PROBLEM STATEMENT
Set down all the records below, word for word.

Items listed in a dataset
==========
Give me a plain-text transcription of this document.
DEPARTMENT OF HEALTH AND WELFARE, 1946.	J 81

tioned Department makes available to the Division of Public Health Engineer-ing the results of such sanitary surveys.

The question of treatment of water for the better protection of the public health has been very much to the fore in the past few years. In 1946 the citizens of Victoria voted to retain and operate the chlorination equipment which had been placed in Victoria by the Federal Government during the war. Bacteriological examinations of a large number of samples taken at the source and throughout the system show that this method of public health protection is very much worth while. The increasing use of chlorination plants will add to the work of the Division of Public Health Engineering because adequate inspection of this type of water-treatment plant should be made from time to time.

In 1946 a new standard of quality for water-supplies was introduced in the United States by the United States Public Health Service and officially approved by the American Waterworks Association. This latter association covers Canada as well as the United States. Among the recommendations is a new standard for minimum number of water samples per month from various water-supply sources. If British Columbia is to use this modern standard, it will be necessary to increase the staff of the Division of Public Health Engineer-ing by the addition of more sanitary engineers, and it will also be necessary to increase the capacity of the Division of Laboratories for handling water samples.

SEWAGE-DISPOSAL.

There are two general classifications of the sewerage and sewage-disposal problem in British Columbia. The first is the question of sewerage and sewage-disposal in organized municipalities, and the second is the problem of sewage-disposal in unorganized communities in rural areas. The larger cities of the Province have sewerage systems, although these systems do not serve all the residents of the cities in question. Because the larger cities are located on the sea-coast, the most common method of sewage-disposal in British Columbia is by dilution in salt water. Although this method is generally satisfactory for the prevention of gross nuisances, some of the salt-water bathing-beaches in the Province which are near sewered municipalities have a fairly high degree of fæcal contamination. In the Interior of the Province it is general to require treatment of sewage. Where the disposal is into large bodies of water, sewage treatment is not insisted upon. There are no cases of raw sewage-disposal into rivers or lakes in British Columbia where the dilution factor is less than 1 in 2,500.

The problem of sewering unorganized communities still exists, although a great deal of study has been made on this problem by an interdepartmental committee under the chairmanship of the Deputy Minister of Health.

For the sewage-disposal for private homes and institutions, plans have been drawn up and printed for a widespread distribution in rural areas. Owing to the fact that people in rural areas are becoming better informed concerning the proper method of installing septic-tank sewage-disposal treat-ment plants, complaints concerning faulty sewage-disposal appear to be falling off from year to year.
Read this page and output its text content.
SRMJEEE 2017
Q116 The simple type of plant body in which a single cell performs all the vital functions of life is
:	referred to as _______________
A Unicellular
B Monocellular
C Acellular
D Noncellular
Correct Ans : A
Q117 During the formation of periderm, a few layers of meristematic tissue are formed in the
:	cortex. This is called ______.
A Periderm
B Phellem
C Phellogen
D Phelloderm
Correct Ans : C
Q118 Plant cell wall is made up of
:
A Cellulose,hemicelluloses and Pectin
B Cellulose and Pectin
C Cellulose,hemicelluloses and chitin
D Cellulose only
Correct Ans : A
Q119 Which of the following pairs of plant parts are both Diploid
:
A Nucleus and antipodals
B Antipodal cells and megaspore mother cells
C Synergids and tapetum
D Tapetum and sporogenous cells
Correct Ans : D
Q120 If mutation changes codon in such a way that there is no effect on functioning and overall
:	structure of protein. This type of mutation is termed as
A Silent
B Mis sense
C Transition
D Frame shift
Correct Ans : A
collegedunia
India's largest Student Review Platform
==========
TASK OUTPUT
Give me a plain-text transcription of this document.
DEPARTMENT OF HEALTH AND WELFARE, 1946.	J 81

tioned Department makes available to the Division of Public Health Engineer-ing the results of such sanitary surveys.

The question of treatment of water for the better protection of the public health has been very much to the fore in the past few years. In 1946 the citizens of Victoria voted to retain and operate the chlorination equipment which had been placed in Victoria by the Federal Government during the war. Bacteriological examinations of a large number of samples taken at the source and throughout the system show that this method of public health protection is very much worth while. The increasing use of chlorination plants will add to the work of the Division of Public Health Engineering because adequate inspection of this type of water-treatment plant should be made from time to time.

In 1946 a new standard of quality for water-supplies was introduced in the United States by the United States Public Health Service and officially approved by the American Waterworks Association. This latter association covers Canada as well as the United States. Among the recommendations is a new standard for minimum number of water samples per month from various water-supply sources. If British Columbia is to use this modern standard, it will be necessary to increase the staff of the Division of Public Health Engineer-ing by the addition of more sanitary engineers, and it will also be necessary to increase the capacity of the Division of Laboratories for handling water samples.

SEWAGE-DISPOSAL.

There are two general classifications of the sewerage and sewage-disposal problem in British Columbia. The first is the question of sewerage and sewage-disposal in organized municipalities, and the second is the problem of sewage-disposal in unorganized communities in rural areas. The larger cities of the Province have sewerage systems, although these systems do not serve all the residents of the cities in question. Because the larger cities are located on the sea-coast, the most common method of sewage-disposal in British Columbia is by dilution in salt water. Although this method is generally satisfactory for the prevention of gross nuisances, some of the salt-water bathing-beaches in the Province which are near sewered municipalities have a fairly high degree of fæcal contamination. In the Interior of the Province it is general to require treatment of sewage. Where the disposal is into large bodies of water, sewage treatment is not insisted upon. There are no cases of raw sewage-disposal into rivers or lakes in British Columbia where the dilution factor is less than 1 in 2,500.

The problem of sewering unorganized communities still exists, although a great deal of study has been made on this problem by an interdepartmental committee under the chairmanship of the Deputy Minister of Health.

For the sewage-disposal for private homes and institutions, plans have been drawn up and printed for a widespread distribution in rural areas. Owing to the fact that people in rural areas are becoming better informed concerning the proper method of installing septic-tank sewage-disposal treat-ment plants, complaints concerning faulty sewage-disposal appear to be falling off from year to year.
Read this page and output its text content.
SRMJEEE 2017
Q116 The simple type of plant body in which a single cell performs all the vital functions of life is
:	referred to as _______________
A Unicellular
B Monocellular
C Acellular
D Noncellular
Correct Ans : A
Q117 During the formation of periderm, a few layers of meristematic tissue are formed in the
:	cortex. This is called ______.
A Periderm
B Phellem
C Phellogen
D Phelloderm
Correct Ans : C
Q118 Plant cell wall is made up of
:
A Cellulose,hemicelluloses and Pectin
B Cellulose and Pectin
C Cellulose,hemicelluloses and chitin
D Cellulose only
Correct Ans : A
Q119 Which of the following pairs of plant parts are both Diploid
:
A Nucleus and antipodals
B Antipodal cells and megaspore mother cells
C Synergids and tapetum
D Tapetum and sporogenous cells
Correct Ans : D
Q120 If mutation changes codon in such a way that there is no effect on functioning and overall
:	structure of protein. This type of mutation is termed as
A Silent
B Mis sense
C Transition
D Frame shift
Correct Ans : A
collegedunia
India's largest Student Review Platform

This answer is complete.